(Recorded data)
════════════════════

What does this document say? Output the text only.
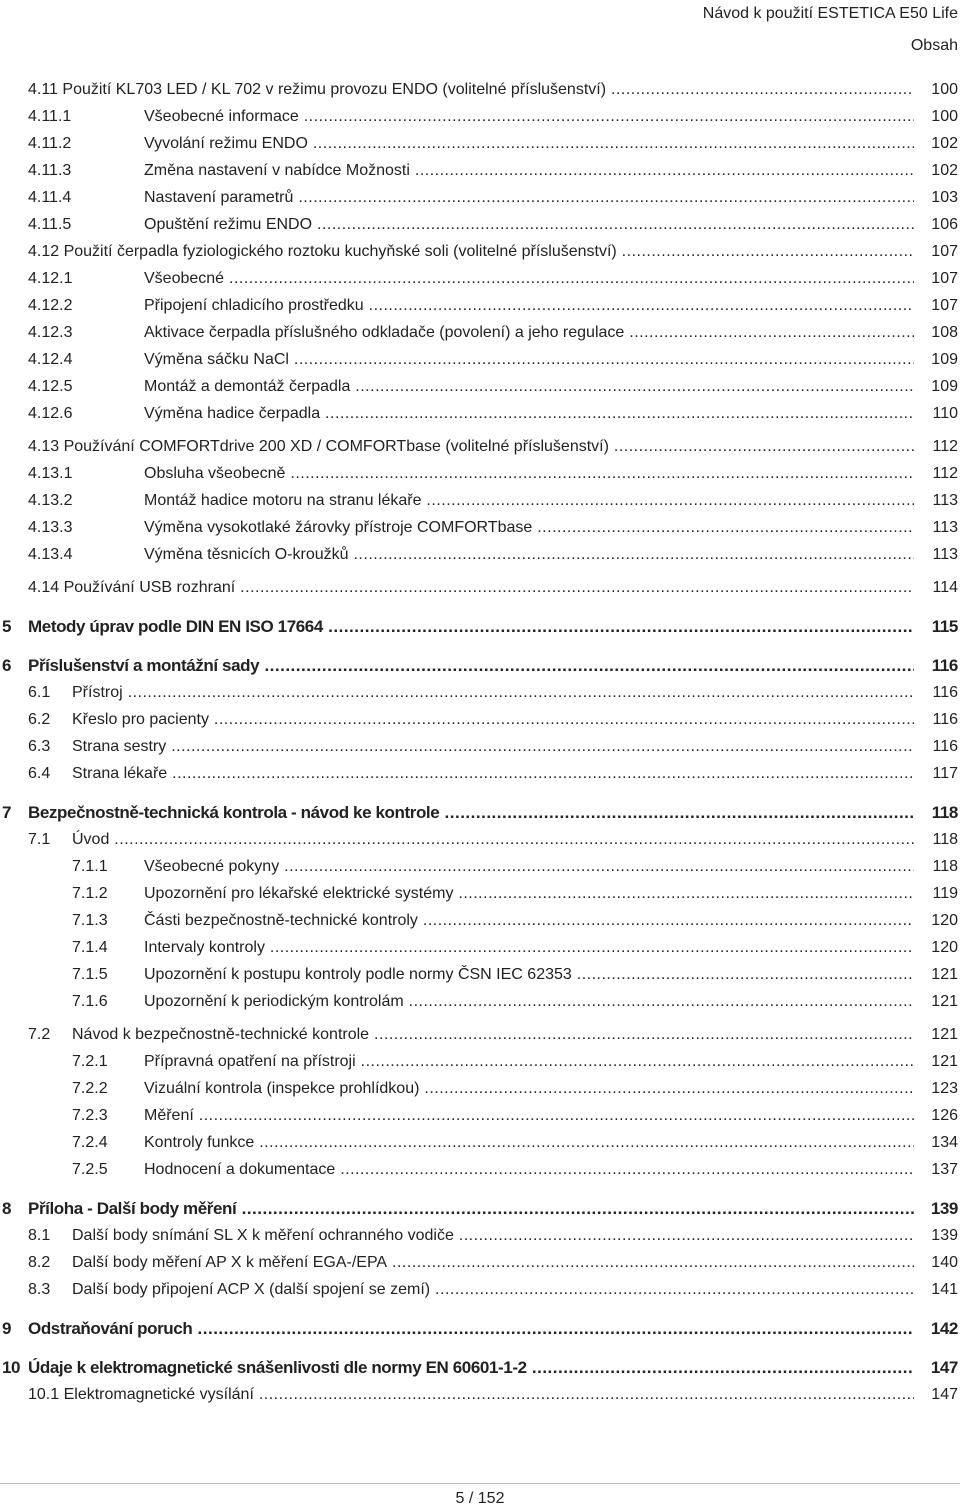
Návod k použití ESTETICA E50 Life
Obsah
4.11 Použití KL703 LED / KL 702 v režimu provozu ENDO (volitelné příslušenství) .....	100
4.11.1	Všeobecné informace .....	100
4.11.2	Vyvolání režimu ENDO .....	102
4.11.3	Změna nastavení v nabídce Možnosti .....	102
4.11.4	Nastavení parametrů .....	103
4.11.5	Opuštění režimu ENDO .....	106
4.12 Použití čerpadla fyziologického roztoku kuchyňské soli (volitelné příslušenství) .....	107
4.12.1	Všeobecné .....	107
4.12.2	Připojení chladicího prostředku .....	107
4.12.3	Aktivace čerpadla příslušného odkladače (povolení) a jeho regulace .....	108
4.12.4	Výměna sáčku NaCl .....	109
4.12.5	Montáž a demontáž čerpadla .....	109
4.12.6	Výměna hadice čerpadla .....	110
4.13 Používání COMFORTdrive 200 XD / COMFORTbase (volitelné příslušenství) .....	112
4.13.1	Obsluha všeobecně .....	112
4.13.2	Montáž hadice motoru na stranu lékaře .....	113
4.13.3	Výměna vysokotlaké žárovky přístroje COMFORTbase .....	113
4.13.4	Výměna těsnicích O-kroužků .....	113
4.14 Používání USB rozhraní .....	114
5 Metody úprav podle DIN EN ISO 17664 .....	115
6 Příslušenství a montážní sady .....	116
6.1 Přístroj .....	116
6.2 Křeslo pro pacienty .....	116
6.3 Strana sestry .....	116
6.4 Strana lékaře .....	117
7 Bezpečnostně-technická kontrola - návod ke kontrole .....	118
7.1 Úvod .....	118
7.1.1 Všeobecné pokyny .....	118
7.1.2 Upozornění pro lékařské elektrické systémy .....	119
7.1.3 Části bezpečnostně-technické kontroly .....	120
7.1.4 Intervaly kontroly .....	120
7.1.5 Upozornění k postupu kontroly podle normy ČSN IEC 62353 .....	121
7.1.6 Upozornění k periodickým kontrolám .....	121
7.2 Návod k bezpečnostně-technické kontrole .....	121
7.2.1 Přípravná opatření na přístroji .....	121
7.2.2 Vizuální kontrola (inspekce prohlídkou) .....	123
7.2.3 Měření .....	126
7.2.4 Kontroly funkce .....	134
7.2.5 Hodnocení a dokumentace .....	137
8 Příloha - Další body měření .....	139
8.1 Další body snímání SL X k měření ochranného vodiče .....	139
8.2 Další body měření AP X k měření EGA-/EPA .....	140
8.3 Další body připojení ACP X (další spojení se zemí) .....	141
9 Odstraňování poruch .....	142
10 Údaje k elektromagnetické snášenlivosti dle normy EN 60601-1-2 .....	147
10.1 Elektromagnetické vysílání .....	147
5 / 152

════════════════════

For each line of the listing that holds the word "Upozornění", show that line.

### FULL OUTPUT
7.1.2 Upozornění pro lékařské elektrické systémy .....	119
7.1.5 Upozornění k postupu kontroly podle normy ČSN IEC 62353 .....	121
7.1.6 Upozornění k periodickým kontrolám .....	121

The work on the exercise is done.